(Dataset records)

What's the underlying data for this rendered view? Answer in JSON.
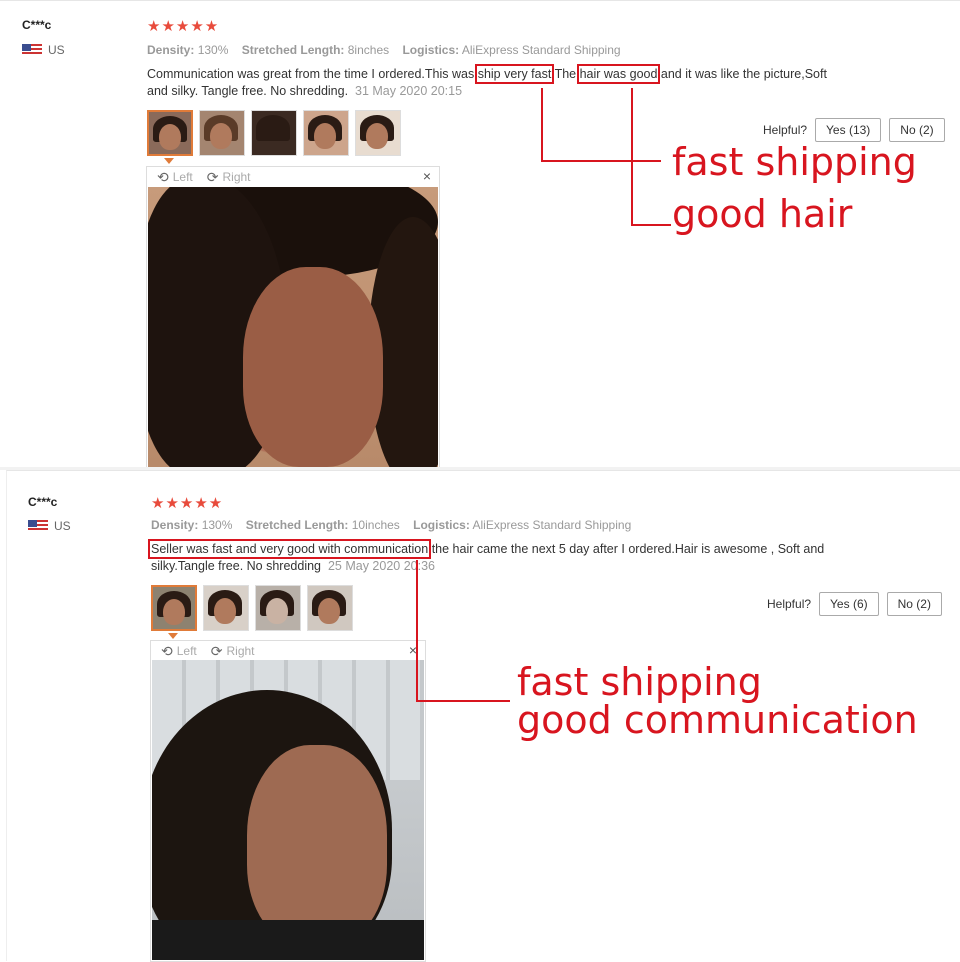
{
  "reviews": [
    {
      "user": "C***c",
      "country": "US",
      "stars": "★★★★★",
      "density_label": "Density:",
      "density_value": "130%",
      "length_label": "Stretched Length:",
      "length_value": "8inches",
      "logistics_label": "Logistics:",
      "logistics_value": "AliExpress Standard Shipping",
      "text_1": "Communication was great from the time I ordered.This was ",
      "highlight_1": "ship very fast",
      "text_2": " The ",
      "highlight_2": "hair was good",
      "text_3": " and it was like the picture,Soft and silky. Tangle free. No shredding.",
      "date": "31 May 2020 20:15",
      "helpful_label": "Helpful?",
      "yes_label": "Yes (13)",
      "no_label": "No (2)",
      "left_label": "Left",
      "right_label": "Right",
      "close_label": "×",
      "annotations": [
        "fast shipping",
        "good hair"
      ]
    },
    {
      "user": "C***c",
      "country": "US",
      "stars": "★★★★★",
      "density_label": "Density:",
      "density_value": "130%",
      "length_label": "Stretched Length:",
      "length_value": "10inches",
      "logistics_label": "Logistics:",
      "logistics_value": "AliExpress Standard Shipping",
      "highlight_1": "Seller was fast and very good with communication",
      "text_1": " the hair came the next 5 day after I ordered.Hair is awesome , Soft and silky.Tangle free. No shredding",
      "date": "25 May 2020 20:36",
      "helpful_label": "Helpful?",
      "yes_label": "Yes (6)",
      "no_label": "No (2)",
      "left_label": "Left",
      "right_label": "Right",
      "close_label": "×",
      "annotations": [
        "fast shipping",
        "good communication"
      ]
    }
  ],
  "colors": {
    "accent": "#d8151f",
    "stars": "#e84b3c",
    "thumb_active": "#e07b39"
  },
  "icons": [
    "rotate-left-icon",
    "rotate-right-icon",
    "close-icon",
    "us-flag-icon",
    "star-icon"
  ]
}
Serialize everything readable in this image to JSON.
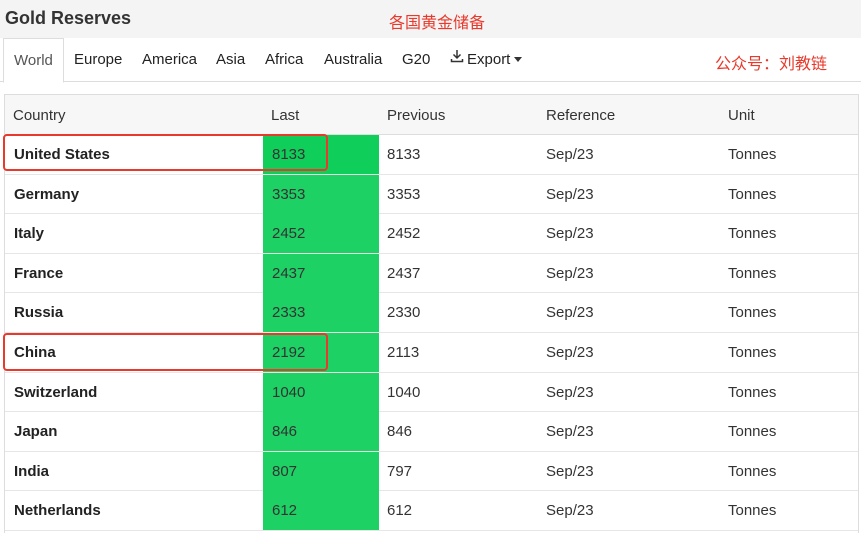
{
  "header": {
    "title": "Gold Reserves",
    "annotation_top": "各国黄金储备",
    "annotation_right": "公众号：刘教链"
  },
  "tabs": [
    {
      "label": "World",
      "active": true
    },
    {
      "label": "Europe"
    },
    {
      "label": "America"
    },
    {
      "label": "Asia"
    },
    {
      "label": "Africa"
    },
    {
      "label": "Australia"
    },
    {
      "label": "G20"
    },
    {
      "label": "Export",
      "icon": "download-icon"
    }
  ],
  "table": {
    "columns": [
      "Country",
      "Last",
      "Previous",
      "Reference",
      "Unit"
    ],
    "rows": [
      {
        "country": "United States",
        "last": "8133",
        "previous": "8133",
        "reference": "Sep/23",
        "unit": "Tonnes"
      },
      {
        "country": "Germany",
        "last": "3353",
        "previous": "3353",
        "reference": "Sep/23",
        "unit": "Tonnes"
      },
      {
        "country": "Italy",
        "last": "2452",
        "previous": "2452",
        "reference": "Sep/23",
        "unit": "Tonnes"
      },
      {
        "country": "France",
        "last": "2437",
        "previous": "2437",
        "reference": "Sep/23",
        "unit": "Tonnes"
      },
      {
        "country": "Russia",
        "last": "2333",
        "previous": "2330",
        "reference": "Sep/23",
        "unit": "Tonnes"
      },
      {
        "country": "China",
        "last": "2192",
        "previous": "2113",
        "reference": "Sep/23",
        "unit": "Tonnes"
      },
      {
        "country": "Switzerland",
        "last": "1040",
        "previous": "1040",
        "reference": "Sep/23",
        "unit": "Tonnes"
      },
      {
        "country": "Japan",
        "last": "846",
        "previous": "846",
        "reference": "Sep/23",
        "unit": "Tonnes"
      },
      {
        "country": "India",
        "last": "807",
        "previous": "797",
        "reference": "Sep/23",
        "unit": "Tonnes"
      },
      {
        "country": "Netherlands",
        "last": "612",
        "previous": "612",
        "reference": "Sep/23",
        "unit": "Tonnes"
      }
    ]
  },
  "colors": {
    "accent_red": "#e8392c",
    "last_cell_green": "#1dd164"
  }
}
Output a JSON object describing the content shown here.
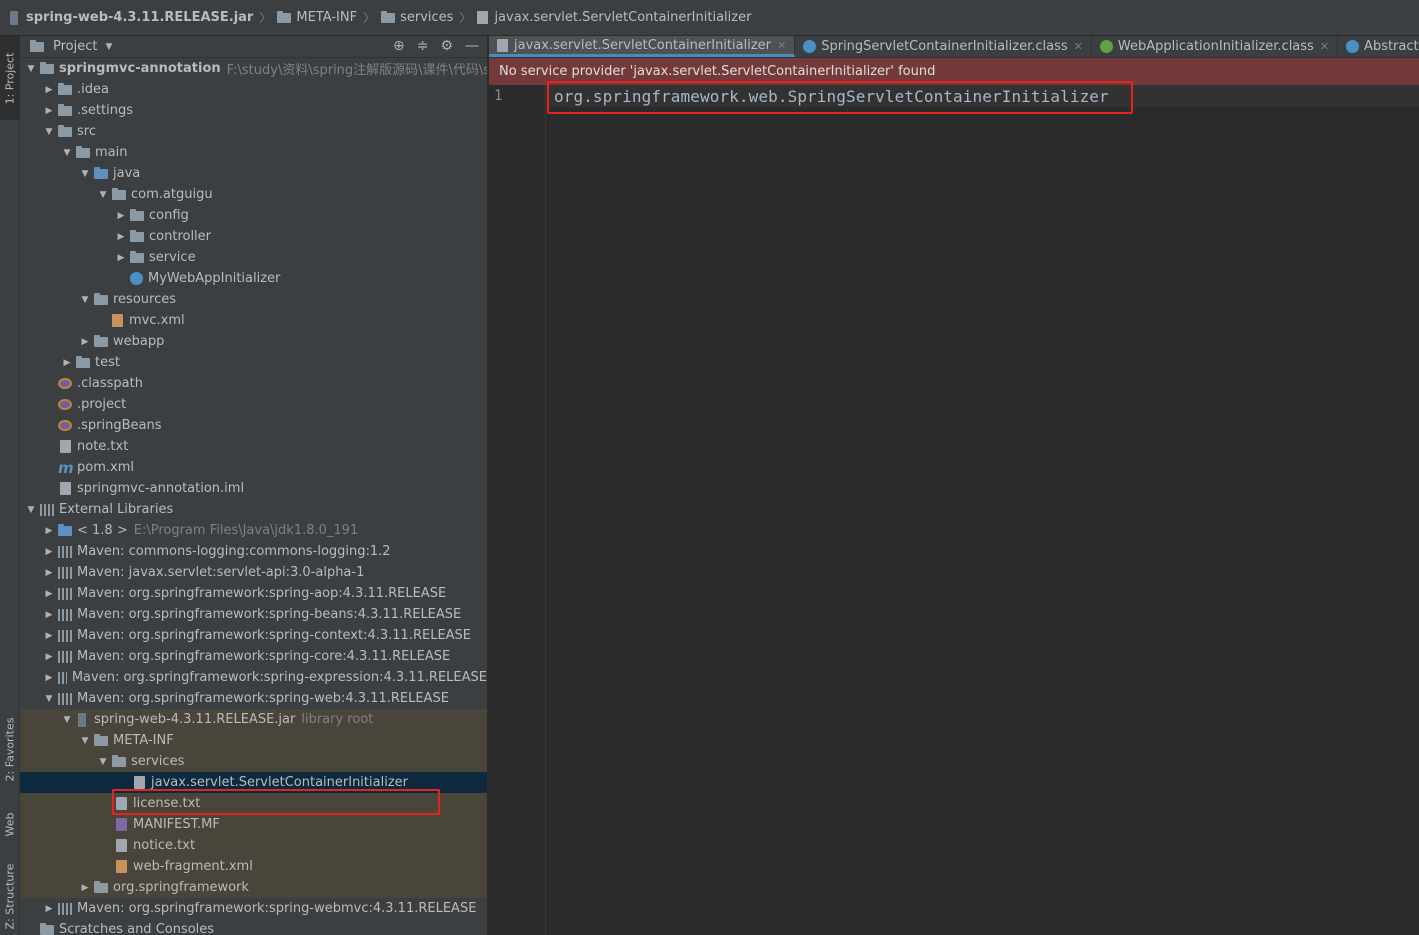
{
  "breadcrumb": {
    "jar": "spring-web-4.3.11.RELEASE.jar",
    "meta": "META-INF",
    "services": "services",
    "file": "javax.servlet.ServletContainerInitializer"
  },
  "toolstrip": {
    "project": "1: Project",
    "favorites": "2: Favorites",
    "web": "Web",
    "structure": "Z: Structure"
  },
  "project_panel": {
    "title": "Project",
    "tree": {
      "root": {
        "name": "springmvc-annotation",
        "path": "F:\\study\\资料\\spring注解版源码\\课件\\代码\\springm"
      },
      "idea": ".idea",
      "settings": ".settings",
      "src": "src",
      "main": "main",
      "java": "java",
      "pkg": "com.atguigu",
      "config": "config",
      "controller": "controller",
      "service": "service",
      "initializer": "MyWebAppInitializer",
      "resources": "resources",
      "mvcxml": "mvc.xml",
      "webapp": "webapp",
      "test": "test",
      "classpath": ".classpath",
      "project": ".project",
      "springbeans": ".springBeans",
      "note": "note.txt",
      "pom": "pom.xml",
      "iml": "springmvc-annotation.iml",
      "external": "External Libraries",
      "jdk": "< 1.8 >",
      "jdk_path": "E:\\Program Files\\Java\\jdk1.8.0_191",
      "libs": [
        "Maven: commons-logging:commons-logging:1.2",
        "Maven: javax.servlet:servlet-api:3.0-alpha-1",
        "Maven: org.springframework:spring-aop:4.3.11.RELEASE",
        "Maven: org.springframework:spring-beans:4.3.11.RELEASE",
        "Maven: org.springframework:spring-context:4.3.11.RELEASE",
        "Maven: org.springframework:spring-core:4.3.11.RELEASE",
        "Maven: org.springframework:spring-expression:4.3.11.RELEASE",
        "Maven: org.springframework:spring-web:4.3.11.RELEASE"
      ],
      "webjar": "spring-web-4.3.11.RELEASE.jar",
      "library_root": "library root",
      "metainf": "META-INF",
      "services": "services",
      "sci_file": "javax.servlet.ServletContainerInitializer",
      "license": "license.txt",
      "manifest": "MANIFEST.MF",
      "notice": "notice.txt",
      "webfragment": "web-fragment.xml",
      "orgspring": "org.springframework",
      "webmvc": "Maven: org.springframework:spring-webmvc:4.3.11.RELEASE",
      "scratches": "Scratches and Consoles"
    }
  },
  "editor": {
    "tabs": [
      {
        "label": "javax.servlet.ServletContainerInitializer"
      },
      {
        "label": "SpringServletContainerInitializer.class"
      },
      {
        "label": "WebApplicationInitializer.class"
      },
      {
        "label": "AbstractContextLoaderIn"
      }
    ],
    "warning": "No service provider 'javax.servlet.ServletContainerInitializer' found",
    "line_number": "1",
    "code": "org.springframework.web.SpringServletContainerInitializer"
  },
  "colors": {
    "highlight": "#e8231f",
    "warning_bg": "#743a3a",
    "selection": "#0d293e"
  }
}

GIVEN TASK
Return each line in the records that holds the string "Tangle".

RESULT BELOW
      "text_3": " and it was like the picture,Soft and silky. Tangle free. No shredding.",
      "text_1": " the hair came the next 5 day after I ordered.Hair is awesome , Soft and silky.Tangle free. No shredding",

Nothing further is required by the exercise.